§ Your task: Which lines contain the string "current"? Please list every one of them.

§ Available records:
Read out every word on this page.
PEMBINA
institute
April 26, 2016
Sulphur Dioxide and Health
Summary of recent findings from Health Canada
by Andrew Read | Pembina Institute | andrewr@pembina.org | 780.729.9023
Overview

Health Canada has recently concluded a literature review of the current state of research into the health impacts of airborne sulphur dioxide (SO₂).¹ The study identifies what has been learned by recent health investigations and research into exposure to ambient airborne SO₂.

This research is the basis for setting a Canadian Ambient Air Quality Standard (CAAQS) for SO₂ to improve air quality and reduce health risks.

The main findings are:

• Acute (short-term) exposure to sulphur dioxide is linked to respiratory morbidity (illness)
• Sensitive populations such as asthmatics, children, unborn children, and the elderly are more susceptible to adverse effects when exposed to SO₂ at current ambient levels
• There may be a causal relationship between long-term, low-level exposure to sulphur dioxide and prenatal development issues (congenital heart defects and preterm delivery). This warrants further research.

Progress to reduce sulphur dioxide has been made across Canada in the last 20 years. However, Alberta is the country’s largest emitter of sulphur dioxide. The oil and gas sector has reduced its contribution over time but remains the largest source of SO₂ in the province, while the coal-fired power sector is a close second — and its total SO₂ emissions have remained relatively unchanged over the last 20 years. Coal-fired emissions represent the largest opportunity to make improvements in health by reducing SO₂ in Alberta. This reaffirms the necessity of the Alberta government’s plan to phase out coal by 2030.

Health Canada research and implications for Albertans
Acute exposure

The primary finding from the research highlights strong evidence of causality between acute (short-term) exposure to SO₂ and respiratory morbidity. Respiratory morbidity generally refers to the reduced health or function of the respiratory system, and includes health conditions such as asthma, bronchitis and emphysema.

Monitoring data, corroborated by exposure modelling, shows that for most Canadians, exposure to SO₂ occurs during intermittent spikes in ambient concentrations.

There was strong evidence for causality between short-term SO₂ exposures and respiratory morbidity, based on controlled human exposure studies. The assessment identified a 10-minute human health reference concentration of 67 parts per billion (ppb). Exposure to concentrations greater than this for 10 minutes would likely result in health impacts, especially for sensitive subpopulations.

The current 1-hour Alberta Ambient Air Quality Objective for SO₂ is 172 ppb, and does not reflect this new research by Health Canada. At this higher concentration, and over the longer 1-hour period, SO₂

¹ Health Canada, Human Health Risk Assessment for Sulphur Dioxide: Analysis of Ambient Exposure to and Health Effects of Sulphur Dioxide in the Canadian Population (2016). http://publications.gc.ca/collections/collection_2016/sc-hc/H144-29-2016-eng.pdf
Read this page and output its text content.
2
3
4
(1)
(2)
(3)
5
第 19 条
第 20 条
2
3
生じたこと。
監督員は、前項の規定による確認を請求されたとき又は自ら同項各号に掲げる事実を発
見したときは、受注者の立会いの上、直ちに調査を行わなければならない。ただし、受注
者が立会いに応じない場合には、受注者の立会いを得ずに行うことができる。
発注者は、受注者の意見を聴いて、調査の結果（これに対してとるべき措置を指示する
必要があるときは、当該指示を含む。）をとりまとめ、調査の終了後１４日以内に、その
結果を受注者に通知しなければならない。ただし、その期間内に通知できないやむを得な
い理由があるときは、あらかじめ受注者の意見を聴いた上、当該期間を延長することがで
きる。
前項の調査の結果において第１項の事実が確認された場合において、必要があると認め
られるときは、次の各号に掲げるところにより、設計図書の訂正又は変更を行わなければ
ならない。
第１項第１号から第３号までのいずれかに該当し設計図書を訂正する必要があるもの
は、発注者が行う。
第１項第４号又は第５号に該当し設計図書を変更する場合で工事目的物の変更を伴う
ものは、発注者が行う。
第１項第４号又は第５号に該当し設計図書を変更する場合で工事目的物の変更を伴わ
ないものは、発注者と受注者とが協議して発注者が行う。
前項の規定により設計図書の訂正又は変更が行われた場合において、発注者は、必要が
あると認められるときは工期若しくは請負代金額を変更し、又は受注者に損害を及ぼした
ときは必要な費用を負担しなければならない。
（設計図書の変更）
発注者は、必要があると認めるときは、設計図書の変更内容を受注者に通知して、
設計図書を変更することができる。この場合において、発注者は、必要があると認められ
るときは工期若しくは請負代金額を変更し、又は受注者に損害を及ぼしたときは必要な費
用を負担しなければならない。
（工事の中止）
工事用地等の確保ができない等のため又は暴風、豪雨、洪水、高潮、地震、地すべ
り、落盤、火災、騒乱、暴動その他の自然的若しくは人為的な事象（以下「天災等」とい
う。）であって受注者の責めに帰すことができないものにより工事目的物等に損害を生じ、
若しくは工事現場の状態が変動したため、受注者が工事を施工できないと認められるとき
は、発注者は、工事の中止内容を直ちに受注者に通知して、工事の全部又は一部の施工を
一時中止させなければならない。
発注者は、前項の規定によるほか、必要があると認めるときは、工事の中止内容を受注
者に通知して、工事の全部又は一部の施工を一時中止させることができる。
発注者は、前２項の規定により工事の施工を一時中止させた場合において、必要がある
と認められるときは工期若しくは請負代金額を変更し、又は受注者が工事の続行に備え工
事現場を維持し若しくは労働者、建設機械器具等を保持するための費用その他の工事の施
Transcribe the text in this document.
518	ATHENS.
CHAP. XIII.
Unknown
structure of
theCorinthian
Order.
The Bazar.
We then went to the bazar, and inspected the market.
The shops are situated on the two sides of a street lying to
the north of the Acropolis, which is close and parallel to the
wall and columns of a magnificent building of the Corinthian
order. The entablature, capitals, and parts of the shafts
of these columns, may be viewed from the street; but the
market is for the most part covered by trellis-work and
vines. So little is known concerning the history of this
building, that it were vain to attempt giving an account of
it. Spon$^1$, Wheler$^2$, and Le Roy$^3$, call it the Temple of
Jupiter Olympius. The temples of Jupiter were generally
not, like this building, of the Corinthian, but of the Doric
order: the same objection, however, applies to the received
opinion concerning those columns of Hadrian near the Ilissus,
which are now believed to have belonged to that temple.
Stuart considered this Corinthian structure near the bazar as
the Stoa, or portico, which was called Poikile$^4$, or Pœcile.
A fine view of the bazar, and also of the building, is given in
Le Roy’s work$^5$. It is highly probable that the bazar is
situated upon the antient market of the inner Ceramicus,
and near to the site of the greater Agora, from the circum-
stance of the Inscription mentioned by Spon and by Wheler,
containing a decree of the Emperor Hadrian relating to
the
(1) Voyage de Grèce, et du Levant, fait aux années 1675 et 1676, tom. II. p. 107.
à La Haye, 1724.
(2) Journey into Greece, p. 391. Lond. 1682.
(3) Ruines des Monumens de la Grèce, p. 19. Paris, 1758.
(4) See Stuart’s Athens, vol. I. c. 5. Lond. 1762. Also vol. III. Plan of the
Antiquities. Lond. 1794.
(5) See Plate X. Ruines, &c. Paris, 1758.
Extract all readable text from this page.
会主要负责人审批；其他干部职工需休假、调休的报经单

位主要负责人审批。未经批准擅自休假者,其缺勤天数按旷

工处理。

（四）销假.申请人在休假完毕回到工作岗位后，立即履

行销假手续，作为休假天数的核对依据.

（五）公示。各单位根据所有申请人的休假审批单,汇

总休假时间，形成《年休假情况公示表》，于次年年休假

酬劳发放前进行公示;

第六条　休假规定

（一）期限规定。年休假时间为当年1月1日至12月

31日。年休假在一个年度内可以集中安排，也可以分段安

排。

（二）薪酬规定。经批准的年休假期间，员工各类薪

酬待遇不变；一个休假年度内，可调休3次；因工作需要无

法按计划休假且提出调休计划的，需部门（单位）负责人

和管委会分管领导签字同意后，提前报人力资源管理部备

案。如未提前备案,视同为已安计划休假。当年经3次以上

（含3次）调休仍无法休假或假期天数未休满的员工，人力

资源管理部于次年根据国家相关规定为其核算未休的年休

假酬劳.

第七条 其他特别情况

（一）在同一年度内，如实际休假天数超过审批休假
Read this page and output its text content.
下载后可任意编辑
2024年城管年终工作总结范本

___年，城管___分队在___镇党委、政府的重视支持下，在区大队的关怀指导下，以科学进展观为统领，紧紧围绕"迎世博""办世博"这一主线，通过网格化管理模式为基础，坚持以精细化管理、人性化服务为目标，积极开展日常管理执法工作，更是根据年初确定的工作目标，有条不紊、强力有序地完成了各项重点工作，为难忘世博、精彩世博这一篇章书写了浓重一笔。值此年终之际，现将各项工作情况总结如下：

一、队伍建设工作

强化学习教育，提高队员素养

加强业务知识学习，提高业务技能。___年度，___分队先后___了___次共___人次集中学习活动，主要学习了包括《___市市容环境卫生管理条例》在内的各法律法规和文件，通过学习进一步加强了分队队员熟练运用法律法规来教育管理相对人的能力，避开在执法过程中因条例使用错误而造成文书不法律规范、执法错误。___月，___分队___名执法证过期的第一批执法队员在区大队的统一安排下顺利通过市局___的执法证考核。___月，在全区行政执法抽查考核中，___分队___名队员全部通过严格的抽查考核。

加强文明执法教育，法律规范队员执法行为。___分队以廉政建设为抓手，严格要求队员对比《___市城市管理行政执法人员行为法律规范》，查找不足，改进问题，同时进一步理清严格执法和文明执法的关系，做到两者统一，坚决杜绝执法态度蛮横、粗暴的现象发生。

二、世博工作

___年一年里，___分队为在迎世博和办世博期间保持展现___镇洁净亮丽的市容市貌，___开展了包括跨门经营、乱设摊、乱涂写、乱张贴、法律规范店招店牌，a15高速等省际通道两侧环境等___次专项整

§ Solution to the exercise:
Health Canada has recently concluded a literature review of the current state of research into the health impacts of airborne sulphur dioxide (SO₂).¹ The study identifies what has been learned by recent health investigations and research into exposure to ambient airborne SO₂.
• Sensitive populations such as asthmatics, children, unborn children, and the elderly are more susceptible to adverse effects when exposed to SO₂ at current ambient levels
The current 1-hour Alberta Ambient Air Quality Objective for SO₂ is 172 ppb, and does not reflect this new research by Health Canada. At this higher concentration, and over the longer 1-hour period, SO₂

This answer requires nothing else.